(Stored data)
(begin)

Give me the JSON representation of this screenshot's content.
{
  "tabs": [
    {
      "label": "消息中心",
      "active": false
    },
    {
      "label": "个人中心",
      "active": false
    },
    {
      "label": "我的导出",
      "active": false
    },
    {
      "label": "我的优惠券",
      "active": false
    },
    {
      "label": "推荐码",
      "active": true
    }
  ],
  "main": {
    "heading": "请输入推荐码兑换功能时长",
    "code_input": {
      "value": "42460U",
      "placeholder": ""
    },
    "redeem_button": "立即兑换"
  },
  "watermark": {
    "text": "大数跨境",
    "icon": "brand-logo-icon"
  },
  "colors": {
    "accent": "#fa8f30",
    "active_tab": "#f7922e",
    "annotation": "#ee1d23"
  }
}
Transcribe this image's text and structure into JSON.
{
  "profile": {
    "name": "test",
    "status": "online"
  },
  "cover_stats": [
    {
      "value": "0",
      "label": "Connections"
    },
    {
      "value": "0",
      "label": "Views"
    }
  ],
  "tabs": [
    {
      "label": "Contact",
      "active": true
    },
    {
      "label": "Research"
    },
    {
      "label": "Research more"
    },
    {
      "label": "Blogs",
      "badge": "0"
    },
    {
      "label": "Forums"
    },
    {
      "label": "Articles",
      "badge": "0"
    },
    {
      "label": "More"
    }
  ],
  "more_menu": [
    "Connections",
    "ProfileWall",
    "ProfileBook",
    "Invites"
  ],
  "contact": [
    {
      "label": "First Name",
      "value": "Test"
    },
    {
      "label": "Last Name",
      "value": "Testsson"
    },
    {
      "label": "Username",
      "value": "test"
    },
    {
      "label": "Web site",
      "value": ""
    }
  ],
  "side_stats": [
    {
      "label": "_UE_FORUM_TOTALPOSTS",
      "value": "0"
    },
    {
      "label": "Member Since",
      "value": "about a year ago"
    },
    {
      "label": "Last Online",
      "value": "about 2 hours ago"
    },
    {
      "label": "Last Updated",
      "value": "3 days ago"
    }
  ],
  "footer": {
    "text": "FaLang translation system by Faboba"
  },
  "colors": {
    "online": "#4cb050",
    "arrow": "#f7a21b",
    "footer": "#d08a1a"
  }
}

(end)

> **Work to complete**:
Every record shown above must be echoed exactly.

> **Full solution**:
Give me the JSON representation of this screenshot's content.
{
  "tabs": [
    {
      "label": "消息中心",
      "active": false
    },
    {
      "label": "个人中心",
      "active": false
    },
    {
      "label": "我的导出",
      "active": false
    },
    {
      "label": "我的优惠券",
      "active": false
    },
    {
      "label": "推荐码",
      "active": true
    }
  ],
  "main": {
    "heading": "请输入推荐码兑换功能时长",
    "code_input": {
      "value": "42460U",
      "placeholder": ""
    },
    "redeem_button": "立即兑换"
  },
  "watermark": {
    "text": "大数跨境",
    "icon": "brand-logo-icon"
  },
  "colors": {
    "accent": "#fa8f30",
    "active_tab": "#f7922e",
    "annotation": "#ee1d23"
  }
}
Transcribe this image's text and structure into JSON.
{
  "profile": {
    "name": "test",
    "status": "online"
  },
  "cover_stats": [
    {
      "value": "0",
      "label": "Connections"
    },
    {
      "value": "0",
      "label": "Views"
    }
  ],
  "tabs": [
    {
      "label": "Contact",
      "active": true
    },
    {
      "label": "Research"
    },
    {
      "label": "Research more"
    },
    {
      "label": "Blogs",
      "badge": "0"
    },
    {
      "label": "Forums"
    },
    {
      "label": "Articles",
      "badge": "0"
    },
    {
      "label": "More"
    }
  ],
  "more_menu": [
    "Connections",
    "ProfileWall",
    "ProfileBook",
    "Invites"
  ],
  "contact": [
    {
      "label": "First Name",
      "value": "Test"
    },
    {
      "label": "Last Name",
      "value": "Testsson"
    },
    {
      "label": "Username",
      "value": "test"
    },
    {
      "label": "Web site",
      "value": ""
    }
  ],
  "side_stats": [
    {
      "label": "_UE_FORUM_TOTALPOSTS",
      "value": "0"
    },
    {
      "label": "Member Since",
      "value": "about a year ago"
    },
    {
      "label": "Last Online",
      "value": "about 2 hours ago"
    },
    {
      "label": "Last Updated",
      "value": "3 days ago"
    }
  ],
  "footer": {
    "text": "FaLang translation system by Faboba"
  },
  "colors": {
    "online": "#4cb050",
    "arrow": "#f7a21b",
    "footer": "#d08a1a"
  }
}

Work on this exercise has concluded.